EXCERPT =>
# Frogs & Toads > Other Frogs & Toads >  Saw a strange lil' fella in the pet shop..

## spooky

He's really quite sweet looking, but have never seen one before. He/she's been labelled a 'Janet Kreuger' frog, and they have also given the 'proper' name but I can't remember it..  :Confused:  Basically, it looks like a golf ball with legs...It's a pinky/peachy colour and everytime I've seen him it's floating in water.It's kept in a very small tank with no dry area, just a piece of drift wood floating in the tank. Anyone care to enlighten me? I'm new to frogs  :Embarrassment:

----------


## Kurt

It sounds like it may be a frog of the genus _Breviceps_. The ball shape most describes them.
http://amphibiaweb.org/cgi-bin/amphi...re-submittedby=

----------


## Greatwtehunter

I think it may be a Budgett's Frog (Lepidobatrachus laevis). They are commonly referred to as Freddie Kruger frogs.

----------


## spooky

Ahh, must be the Freddie Kreuger frog! It had Freddie Kreuger frog written on the tank, but Freddie had been scribbled out and replaced with Janet. Maybe someone's idea of a practical joke! Anyhoo, I quite like it... Thanks for the help guys! :Frog Smile:

----------


## Kurt

I read Kruger and thought immediately of Africa, which led me to think about these strange little frogs of the genus _Breviceps_. For the most part they are very ball-like in appearance.

Not once did I even consider Freddy Kruger.

----------


## SirIvy

Budgett's Frogs are so cool. I think the only other frog I've seen (in pictures) that looked stranger was the Australian Turtle Frog.

----------


## Tom

Whoa i just looked up australian turtle frogs they are WIERD! and Kurt have you ever heard of any Breviceps as pets?

----------


## Kurt

Not really, but you never know what can show up.

----------


## spooky

I went to pick up my White's today and went to get Freddy Kruger's 'proper' name but sadly he'd died, so guess I'll never know what he was  :Frown:  Although breviceps is ringing a bell.... He looked fully aquatic, and was kept in a tank of water with just a little platform and a vine  :Smile:

----------


## Kurt

Is this your frog? http://calphotos.berkeley.edu/cgi/im...el-lifeform=ne

----------


## Alex Shepack

Breviceps adspersus does show up in the hobby, there was a batch for sale a few months ago.  As for the frog, i'm guessing it was Lepidobatrachus based on "Kruger" but it is possible it was L. llanensis, which for some reason I think i've seen called the "Janet Kruger" frog.  

Best,
Alex

----------


## spooky

Kurt, the one I saw was a lot 'rounder'. almost like a golf ball. I guess we'll never know exactly what he was. Maybe he was bloated, as he died a few days after I first saw him? Do frogs bloat if they're sick?  :Confused:

----------


## Kurt

Sometimes. Some infections wil make a frog blow up.

----------


## Tom

Wait do they pop?

----------


## Kurt

Not usually.

----------


## Tom

Eww so they can? what causes this? And how can you prevent it?

----------


## Kurt

I really don't know the answer. Sorry.

----------


## Tom

Its ok.

----------


## fatfrog

frogs can bloat up like that if their water has excessive dissolved gases in it. (and alot of Americas tap water does) The tiny gas bubbles pass throught the frogs skin and cause them to bloat up like a balloon...sad really.  Just because you use dechlorinator doesn't make "frog-safe" water...if you use tap water, you have to let the water sit out a day or more to allow these gases to dissipate.

And if it was a Budgett's, don't let that stop you from getting one, they are the most comical, adorable and life enriching amphibians I have ever kept...yet  :Smile:

----------

RECORDED INFORMATION =>
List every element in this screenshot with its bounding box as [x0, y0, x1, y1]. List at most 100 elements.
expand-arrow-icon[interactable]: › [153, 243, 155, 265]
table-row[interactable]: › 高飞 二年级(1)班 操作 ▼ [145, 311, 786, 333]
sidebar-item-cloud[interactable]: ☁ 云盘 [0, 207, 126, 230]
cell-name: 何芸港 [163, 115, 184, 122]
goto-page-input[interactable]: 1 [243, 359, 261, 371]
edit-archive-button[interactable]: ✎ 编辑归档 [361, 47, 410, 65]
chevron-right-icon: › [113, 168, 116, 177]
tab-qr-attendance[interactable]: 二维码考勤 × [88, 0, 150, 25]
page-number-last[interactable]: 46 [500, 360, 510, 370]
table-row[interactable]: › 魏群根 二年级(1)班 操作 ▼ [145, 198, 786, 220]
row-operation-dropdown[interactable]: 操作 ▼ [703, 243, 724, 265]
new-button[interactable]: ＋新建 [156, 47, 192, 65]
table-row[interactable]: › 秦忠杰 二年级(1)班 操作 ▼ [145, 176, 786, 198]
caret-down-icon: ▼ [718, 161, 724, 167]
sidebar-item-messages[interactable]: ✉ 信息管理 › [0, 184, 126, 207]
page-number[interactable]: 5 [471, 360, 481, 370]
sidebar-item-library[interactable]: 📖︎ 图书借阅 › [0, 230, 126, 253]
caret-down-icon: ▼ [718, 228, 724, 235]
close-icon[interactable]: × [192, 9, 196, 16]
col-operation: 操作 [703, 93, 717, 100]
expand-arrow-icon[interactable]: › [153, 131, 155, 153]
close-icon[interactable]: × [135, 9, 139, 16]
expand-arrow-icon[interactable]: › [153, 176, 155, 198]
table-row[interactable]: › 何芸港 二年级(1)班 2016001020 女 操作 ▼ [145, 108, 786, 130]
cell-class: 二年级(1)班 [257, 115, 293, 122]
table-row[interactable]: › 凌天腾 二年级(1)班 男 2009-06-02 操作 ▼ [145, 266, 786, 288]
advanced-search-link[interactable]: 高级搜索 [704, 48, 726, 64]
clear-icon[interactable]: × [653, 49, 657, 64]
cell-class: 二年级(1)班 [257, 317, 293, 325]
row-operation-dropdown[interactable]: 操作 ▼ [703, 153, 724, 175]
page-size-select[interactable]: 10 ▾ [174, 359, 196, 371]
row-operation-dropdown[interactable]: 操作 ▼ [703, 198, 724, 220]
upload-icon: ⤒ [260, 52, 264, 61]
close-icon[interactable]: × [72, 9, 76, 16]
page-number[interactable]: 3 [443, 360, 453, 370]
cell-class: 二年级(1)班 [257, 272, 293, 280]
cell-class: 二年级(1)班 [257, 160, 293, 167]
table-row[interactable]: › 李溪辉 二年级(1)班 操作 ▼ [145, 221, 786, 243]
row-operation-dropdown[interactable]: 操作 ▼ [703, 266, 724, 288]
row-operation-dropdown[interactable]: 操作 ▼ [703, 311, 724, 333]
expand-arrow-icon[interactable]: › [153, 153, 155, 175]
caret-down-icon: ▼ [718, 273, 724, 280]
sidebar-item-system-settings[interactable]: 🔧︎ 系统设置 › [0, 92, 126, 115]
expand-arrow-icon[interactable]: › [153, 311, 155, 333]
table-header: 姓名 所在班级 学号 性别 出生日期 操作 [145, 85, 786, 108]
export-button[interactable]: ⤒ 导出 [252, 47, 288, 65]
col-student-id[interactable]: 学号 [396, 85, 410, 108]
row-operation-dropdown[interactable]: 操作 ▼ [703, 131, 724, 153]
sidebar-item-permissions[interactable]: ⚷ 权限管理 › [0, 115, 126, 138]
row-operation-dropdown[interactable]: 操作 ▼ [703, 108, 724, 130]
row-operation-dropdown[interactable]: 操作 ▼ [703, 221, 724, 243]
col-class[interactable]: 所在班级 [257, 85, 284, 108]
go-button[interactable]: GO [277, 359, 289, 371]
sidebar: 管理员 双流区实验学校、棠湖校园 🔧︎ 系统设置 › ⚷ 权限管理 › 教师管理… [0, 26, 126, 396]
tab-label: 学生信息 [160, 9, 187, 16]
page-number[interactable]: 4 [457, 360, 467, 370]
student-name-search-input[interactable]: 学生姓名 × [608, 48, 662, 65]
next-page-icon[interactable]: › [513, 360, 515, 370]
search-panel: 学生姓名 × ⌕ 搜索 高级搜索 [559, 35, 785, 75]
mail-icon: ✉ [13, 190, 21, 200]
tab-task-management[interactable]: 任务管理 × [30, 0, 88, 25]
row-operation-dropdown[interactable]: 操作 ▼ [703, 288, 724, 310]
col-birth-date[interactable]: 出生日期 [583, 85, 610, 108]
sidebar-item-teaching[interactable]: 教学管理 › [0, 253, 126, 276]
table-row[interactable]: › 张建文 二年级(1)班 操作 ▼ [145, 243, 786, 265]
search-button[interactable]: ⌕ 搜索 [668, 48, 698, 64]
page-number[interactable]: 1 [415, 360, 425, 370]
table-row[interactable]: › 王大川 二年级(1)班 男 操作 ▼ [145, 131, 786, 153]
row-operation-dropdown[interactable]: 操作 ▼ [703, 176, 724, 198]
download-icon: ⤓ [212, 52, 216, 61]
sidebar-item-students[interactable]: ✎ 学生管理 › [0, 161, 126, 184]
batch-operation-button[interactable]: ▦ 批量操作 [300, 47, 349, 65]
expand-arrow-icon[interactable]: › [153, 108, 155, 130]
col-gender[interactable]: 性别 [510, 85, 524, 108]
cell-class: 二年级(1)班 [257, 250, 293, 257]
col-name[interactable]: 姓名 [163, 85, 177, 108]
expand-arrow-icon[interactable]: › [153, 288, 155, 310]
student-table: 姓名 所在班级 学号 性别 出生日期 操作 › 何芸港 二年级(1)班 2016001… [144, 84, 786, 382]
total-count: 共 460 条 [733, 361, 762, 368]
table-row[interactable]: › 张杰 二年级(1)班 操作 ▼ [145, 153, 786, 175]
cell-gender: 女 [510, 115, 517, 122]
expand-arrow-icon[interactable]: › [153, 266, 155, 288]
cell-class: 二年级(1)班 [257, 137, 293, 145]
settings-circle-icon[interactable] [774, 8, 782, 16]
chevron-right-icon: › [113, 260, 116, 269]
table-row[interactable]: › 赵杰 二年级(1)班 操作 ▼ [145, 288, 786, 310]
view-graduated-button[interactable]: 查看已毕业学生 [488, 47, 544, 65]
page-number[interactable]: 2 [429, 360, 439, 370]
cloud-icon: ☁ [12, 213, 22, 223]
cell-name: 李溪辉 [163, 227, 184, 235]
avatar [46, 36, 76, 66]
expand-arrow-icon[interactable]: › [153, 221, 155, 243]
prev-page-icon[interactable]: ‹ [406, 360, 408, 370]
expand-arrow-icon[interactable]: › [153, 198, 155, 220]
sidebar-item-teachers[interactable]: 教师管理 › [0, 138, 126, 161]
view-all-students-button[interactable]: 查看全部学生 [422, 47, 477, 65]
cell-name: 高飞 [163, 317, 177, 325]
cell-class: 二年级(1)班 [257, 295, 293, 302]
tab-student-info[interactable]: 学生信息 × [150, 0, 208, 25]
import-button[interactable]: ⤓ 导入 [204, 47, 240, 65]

ASSIGNMENT =>
In the frog forum thread, how long should tap water sit out to let its dissolved gases dissipate?

RESPONSE TO THIS TASK =>
A day or more.